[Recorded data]
───
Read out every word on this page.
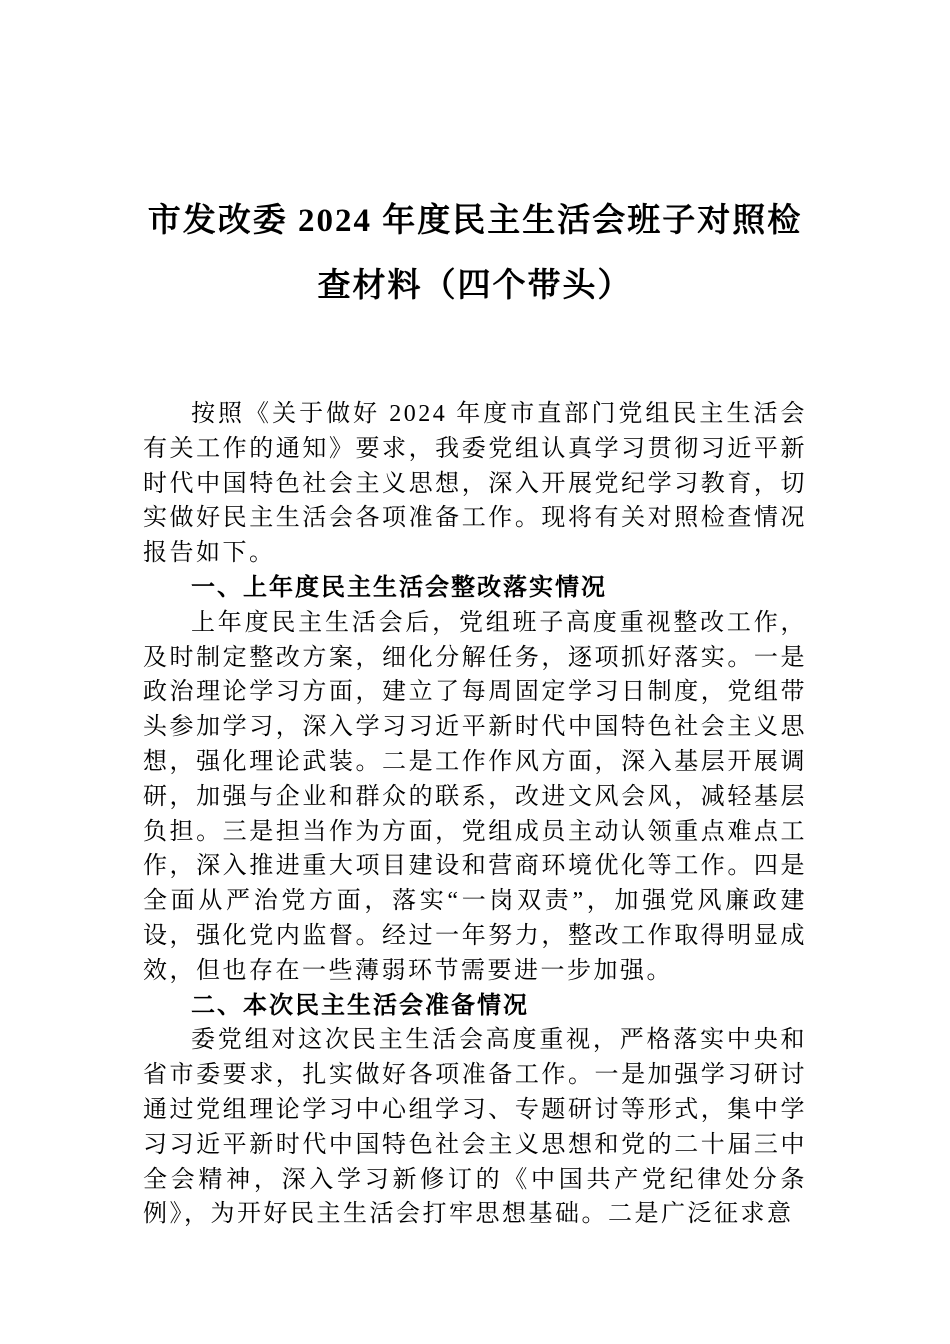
市发改委 2024 年度民主生活会班子对照检
查材料（四个带头）

按照《关于做好 2024 年度市直部门党组民主生活会有关工作的通知》要求，我委党组认真学习贯彻习近平新时代中国特色社会主义思想，深入开展党纪学习教育，切实做好民主生活会各项准备工作。现将有关对照检查情况报告如下。

一、上年度民主生活会整改落实情况

上年度民主生活会后，党组班子高度重视整改工作，及时制定整改方案，细化分解任务，逐项抓好落实。一是政治理论学习方面，建立了每周固定学习日制度，党组带头参加学习，深入学习习近平新时代中国特色社会主义思想，强化理论武装。二是工作作风方面，深入基层开展调研，加强与企业和群众的联系，改进文风会风，减轻基层负担。三是担当作为方面，党组成员主动认领重点难点工作，深入推进重大项目建设和营商环境优化等工作。四是全面从严治党方面，落实“一岗双责”，加强党风廉政建设，强化党内监督。经过一年努力，整改工作取得明显成效，但也存在一些薄弱环节需要进一步加强。

二、本次民主生活会准备情况

委党组对这次民主生活会高度重视，严格落实中央和省市委要求，扎实做好各项准备工作。一是加强学习研讨通过党组理论学习中心组学习、专题研讨等形式，集中学习习近平新时代中国特色社会主义思想和党的二十届三中全会精神，深入学习新修订的《中国共产党纪律处分条例》，为开好民主生活会打牢思想基础。二是广泛征求意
───
The exercise
Give back each entry exactly as it appears, with no pictures.

Exercise result
Read out every word on this page.
市发改委 2024 年度民主生活会班子对照检
查材料（四个带头）

按照《关于做好 2024 年度市直部门党组民主生活会有关工作的通知》要求，我委党组认真学习贯彻习近平新时代中国特色社会主义思想，深入开展党纪学习教育，切实做好民主生活会各项准备工作。现将有关对照检查情况报告如下。

一、上年度民主生活会整改落实情况

上年度民主生活会后，党组班子高度重视整改工作，及时制定整改方案，细化分解任务，逐项抓好落实。一是政治理论学习方面，建立了每周固定学习日制度，党组带头参加学习，深入学习习近平新时代中国特色社会主义思想，强化理论武装。二是工作作风方面，深入基层开展调研，加强与企业和群众的联系，改进文风会风，减轻基层负担。三是担当作为方面，党组成员主动认领重点难点工作，深入推进重大项目建设和营商环境优化等工作。四是全面从严治党方面，落实“一岗双责”，加强党风廉政建设，强化党内监督。经过一年努力，整改工作取得明显成效，但也存在一些薄弱环节需要进一步加强。

二、本次民主生活会准备情况

委党组对这次民主生活会高度重视，严格落实中央和省市委要求，扎实做好各项准备工作。一是加强学习研讨通过党组理论学习中心组学习、专题研讨等形式，集中学习习近平新时代中国特色社会主义思想和党的二十届三中全会精神，深入学习新修订的《中国共产党纪律处分条例》，为开好民主生活会打牢思想基础。二是广泛征求意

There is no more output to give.